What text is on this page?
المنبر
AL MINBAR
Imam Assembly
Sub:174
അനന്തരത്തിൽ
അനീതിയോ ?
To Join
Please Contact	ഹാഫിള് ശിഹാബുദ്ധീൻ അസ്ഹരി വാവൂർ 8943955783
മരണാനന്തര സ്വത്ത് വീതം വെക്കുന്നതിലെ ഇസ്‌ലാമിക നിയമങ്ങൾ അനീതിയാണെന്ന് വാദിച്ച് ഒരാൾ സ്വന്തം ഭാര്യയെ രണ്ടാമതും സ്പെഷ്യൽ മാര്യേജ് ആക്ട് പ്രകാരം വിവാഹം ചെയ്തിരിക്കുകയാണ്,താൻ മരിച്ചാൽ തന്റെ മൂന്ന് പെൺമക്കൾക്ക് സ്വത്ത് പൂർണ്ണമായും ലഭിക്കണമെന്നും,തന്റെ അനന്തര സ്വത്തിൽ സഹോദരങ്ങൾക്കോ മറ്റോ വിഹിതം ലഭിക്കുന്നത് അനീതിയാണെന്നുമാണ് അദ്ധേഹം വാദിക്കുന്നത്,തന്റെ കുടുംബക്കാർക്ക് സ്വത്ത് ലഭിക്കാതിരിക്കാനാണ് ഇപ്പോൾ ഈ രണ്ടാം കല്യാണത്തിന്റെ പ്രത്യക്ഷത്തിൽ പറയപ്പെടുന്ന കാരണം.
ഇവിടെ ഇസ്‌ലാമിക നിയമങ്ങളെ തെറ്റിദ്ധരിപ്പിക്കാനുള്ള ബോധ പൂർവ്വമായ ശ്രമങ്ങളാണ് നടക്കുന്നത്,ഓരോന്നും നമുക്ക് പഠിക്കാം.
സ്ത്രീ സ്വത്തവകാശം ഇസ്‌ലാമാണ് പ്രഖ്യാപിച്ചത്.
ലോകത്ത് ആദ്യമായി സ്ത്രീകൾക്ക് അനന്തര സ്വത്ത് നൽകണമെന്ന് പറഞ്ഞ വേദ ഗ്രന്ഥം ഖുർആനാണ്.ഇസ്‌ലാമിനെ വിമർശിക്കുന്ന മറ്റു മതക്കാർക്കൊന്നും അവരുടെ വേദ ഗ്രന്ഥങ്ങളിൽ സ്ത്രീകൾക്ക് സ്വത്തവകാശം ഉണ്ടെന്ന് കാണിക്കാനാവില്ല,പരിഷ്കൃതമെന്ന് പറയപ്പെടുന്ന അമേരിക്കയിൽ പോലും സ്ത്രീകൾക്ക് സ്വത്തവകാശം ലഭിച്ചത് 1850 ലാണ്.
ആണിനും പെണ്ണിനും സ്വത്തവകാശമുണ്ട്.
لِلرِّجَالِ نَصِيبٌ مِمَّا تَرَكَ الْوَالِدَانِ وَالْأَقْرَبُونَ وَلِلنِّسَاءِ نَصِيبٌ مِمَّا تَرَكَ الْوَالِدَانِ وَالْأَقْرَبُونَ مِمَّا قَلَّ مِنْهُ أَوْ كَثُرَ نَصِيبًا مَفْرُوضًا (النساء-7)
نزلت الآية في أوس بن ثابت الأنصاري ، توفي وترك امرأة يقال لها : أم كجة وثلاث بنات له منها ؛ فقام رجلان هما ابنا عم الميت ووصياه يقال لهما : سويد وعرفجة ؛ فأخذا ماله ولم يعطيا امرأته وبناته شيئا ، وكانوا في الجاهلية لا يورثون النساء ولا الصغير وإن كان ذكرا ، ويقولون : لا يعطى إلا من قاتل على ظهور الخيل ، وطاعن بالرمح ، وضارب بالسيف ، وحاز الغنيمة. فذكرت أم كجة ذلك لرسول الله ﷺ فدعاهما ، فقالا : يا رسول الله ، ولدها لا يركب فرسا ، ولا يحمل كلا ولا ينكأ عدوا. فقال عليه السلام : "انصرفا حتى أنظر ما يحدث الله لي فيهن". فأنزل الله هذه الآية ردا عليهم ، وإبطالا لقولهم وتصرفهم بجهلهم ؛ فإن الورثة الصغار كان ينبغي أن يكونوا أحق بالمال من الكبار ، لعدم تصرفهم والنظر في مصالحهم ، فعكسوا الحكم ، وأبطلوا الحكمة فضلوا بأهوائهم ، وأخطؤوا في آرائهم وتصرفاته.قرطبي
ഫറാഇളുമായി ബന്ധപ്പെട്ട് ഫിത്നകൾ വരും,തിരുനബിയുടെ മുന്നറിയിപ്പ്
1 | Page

= = =

• Given problem
Write out every entry again, keeping each line exactly the same.

• The reply
What text is on this page?
المنبر
AL MINBAR
Imam Assembly
Sub:174
അനന്തരത്തിൽ
അനീതിയോ ?
To Join
Please Contact	ഹാഫിള് ശിഹാബുദ്ധീൻ അസ്ഹരി വാവൂർ 8943955783
മരണാനന്തര സ്വത്ത് വീതം വെക്കുന്നതിലെ ഇസ്‌ലാമിക നിയമങ്ങൾ അനീതിയാണെന്ന് വാദിച്ച് ഒരാൾ സ്വന്തം ഭാര്യയെ രണ്ടാമതും സ്പെഷ്യൽ മാര്യേജ് ആക്ട് പ്രകാരം വിവാഹം ചെയ്തിരിക്കുകയാണ്,താൻ മരിച്ചാൽ തന്റെ മൂന്ന് പെൺമക്കൾക്ക് സ്വത്ത് പൂർണ്ണമായും ലഭിക്കണമെന്നും,തന്റെ അനന്തര സ്വത്തിൽ സഹോദരങ്ങൾക്കോ മറ്റോ വിഹിതം ലഭിക്കുന്നത് അനീതിയാണെന്നുമാണ് അദ്ധേഹം വാദിക്കുന്നത്,തന്റെ കുടുംബക്കാർക്ക് സ്വത്ത് ലഭിക്കാതിരിക്കാനാണ് ഇപ്പോൾ ഈ രണ്ടാം കല്യാണത്തിന്റെ പ്രത്യക്ഷത്തിൽ പറയപ്പെടുന്ന കാരണം.
ഇവിടെ ഇസ്‌ലാമിക നിയമങ്ങളെ തെറ്റിദ്ധരിപ്പിക്കാനുള്ള ബോധ പൂർവ്വമായ ശ്രമങ്ങളാണ് നടക്കുന്നത്,ഓരോന്നും നമുക്ക് പഠിക്കാം.
സ്ത്രീ സ്വത്തവകാശം ഇസ്‌ലാമാണ് പ്രഖ്യാപിച്ചത്.
ലോകത്ത് ആദ്യമായി സ്ത്രീകൾക്ക് അനന്തര സ്വത്ത് നൽകണമെന്ന് പറഞ്ഞ വേദ ഗ്രന്ഥം ഖുർആനാണ്.ഇസ്‌ലാമിനെ വിമർശിക്കുന്ന മറ്റു മതക്കാർക്കൊന്നും അവരുടെ വേദ ഗ്രന്ഥങ്ങളിൽ സ്ത്രീകൾക്ക് സ്വത്തവകാശം ഉണ്ടെന്ന് കാണിക്കാനാവില്ല,പരിഷ്കൃതമെന്ന് പറയപ്പെടുന്ന അമേരിക്കയിൽ പോലും സ്ത്രീകൾക്ക് സ്വത്തവകാശം ലഭിച്ചത് 1850 ലാണ്.
ആണിനും പെണ്ണിനും സ്വത്തവകാശമുണ്ട്.
لِلرِّجَالِ نَصِيبٌ مِمَّا تَرَكَ الْوَالِدَانِ وَالْأَقْرَبُونَ وَلِلنِّسَاءِ نَصِيبٌ مِمَّا تَرَكَ الْوَالِدَانِ وَالْأَقْرَبُونَ مِمَّا قَلَّ مِنْهُ أَوْ كَثُرَ نَصِيبًا مَفْرُوضًا (النساء-7)
نزلت الآية في أوس بن ثابت الأنصاري ، توفي وترك امرأة يقال لها : أم كجة وثلاث بنات له منها ؛ فقام رجلان هما ابنا عم الميت ووصياه يقال لهما : سويد وعرفجة ؛ فأخذا ماله ولم يعطيا امرأته وبناته شيئا ، وكانوا في الجاهلية لا يورثون النساء ولا الصغير وإن كان ذكرا ، ويقولون : لا يعطى إلا من قاتل على ظهور الخيل ، وطاعن بالرمح ، وضارب بالسيف ، وحاز الغنيمة. فذكرت أم كجة ذلك لرسول الله ﷺ فدعاهما ، فقالا : يا رسول الله ، ولدها لا يركب فرسا ، ولا يحمل كلا ولا ينكأ عدوا. فقال عليه السلام : "انصرفا حتى أنظر ما يحدث الله لي فيهن". فأنزل الله هذه الآية ردا عليهم ، وإبطالا لقولهم وتصرفهم بجهلهم ؛ فإن الورثة الصغار كان ينبغي أن يكونوا أحق بالمال من الكبار ، لعدم تصرفهم والنظر في مصالحهم ، فعكسوا الحكم ، وأبطلوا الحكمة فضلوا بأهوائهم ، وأخطؤوا في آرائهم وتصرفاته.قرطبي
ഫറാഇളുമായി ബന്ധപ്പെട്ട് ഫിത്നകൾ വരും,തിരുനബിയുടെ മുന്നറിയിപ്പ്
1 | Page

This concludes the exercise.